Exercise directions
Copy every line, leaving nothing out and adding nothing.

Extracted data
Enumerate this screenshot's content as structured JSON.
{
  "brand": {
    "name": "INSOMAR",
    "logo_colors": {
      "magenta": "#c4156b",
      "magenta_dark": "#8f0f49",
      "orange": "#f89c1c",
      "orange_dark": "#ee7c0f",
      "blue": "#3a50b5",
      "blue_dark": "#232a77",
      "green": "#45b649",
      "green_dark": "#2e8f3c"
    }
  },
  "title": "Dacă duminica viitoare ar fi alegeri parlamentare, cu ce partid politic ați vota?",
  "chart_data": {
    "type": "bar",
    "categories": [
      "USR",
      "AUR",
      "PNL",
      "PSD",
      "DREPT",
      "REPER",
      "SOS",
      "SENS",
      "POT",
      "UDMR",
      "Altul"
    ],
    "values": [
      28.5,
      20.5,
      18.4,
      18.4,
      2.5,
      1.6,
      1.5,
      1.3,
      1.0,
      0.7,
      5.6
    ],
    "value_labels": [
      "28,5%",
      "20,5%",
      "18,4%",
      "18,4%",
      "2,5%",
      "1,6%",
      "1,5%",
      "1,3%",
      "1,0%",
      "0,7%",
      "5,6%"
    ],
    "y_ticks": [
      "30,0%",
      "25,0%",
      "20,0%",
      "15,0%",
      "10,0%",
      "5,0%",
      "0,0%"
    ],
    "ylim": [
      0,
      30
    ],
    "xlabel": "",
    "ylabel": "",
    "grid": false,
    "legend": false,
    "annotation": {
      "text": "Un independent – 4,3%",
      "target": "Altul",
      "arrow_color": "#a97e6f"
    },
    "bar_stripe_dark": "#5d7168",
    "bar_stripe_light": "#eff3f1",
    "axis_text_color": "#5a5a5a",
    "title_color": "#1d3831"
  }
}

Solved exercise
Enumerate this screenshot's content as structured JSON.
{
  "brand": {
    "name": "INSOMAR",
    "logo_colors": {
      "magenta": "#c4156b",
      "magenta_dark": "#8f0f49",
      "orange": "#f89c1c",
      "orange_dark": "#ee7c0f",
      "blue": "#3a50b5",
      "blue_dark": "#232a77",
      "green": "#45b649",
      "green_dark": "#2e8f3c"
    }
  },
  "title": "Dacă duminica viitoare ar fi alegeri parlamentare, cu ce partid politic ați vota?",
  "chart_data": {
    "type": "bar",
    "categories": [
      "USR",
      "AUR",
      "PNL",
      "PSD",
      "DREPT",
      "REPER",
      "SOS",
      "SENS",
      "POT",
      "UDMR",
      "Altul"
    ],
    "values": [
      28.5,
      20.5,
      18.4,
      18.4,
      2.5,
      1.6,
      1.5,
      1.3,
      1.0,
      0.7,
      5.6
    ],
    "value_labels": [
      "28,5%",
      "20,5%",
      "18,4%",
      "18,4%",
      "2,5%",
      "1,6%",
      "1,5%",
      "1,3%",
      "1,0%",
      "0,7%",
      "5,6%"
    ],
    "y_ticks": [
      "30,0%",
      "25,0%",
      "20,0%",
      "15,0%",
      "10,0%",
      "5,0%",
      "0,0%"
    ],
    "ylim": [
      0,
      30
    ],
    "xlabel": "",
    "ylabel": "",
    "grid": false,
    "legend": false,
    "annotation": {
      "text": "Un independent – 4,3%",
      "target": "Altul",
      "arrow_color": "#a97e6f"
    },
    "bar_stripe_dark": "#5d7168",
    "bar_stripe_light": "#eff3f1",
    "axis_text_color": "#5a5a5a",
    "title_color": "#1d3831"
  }
}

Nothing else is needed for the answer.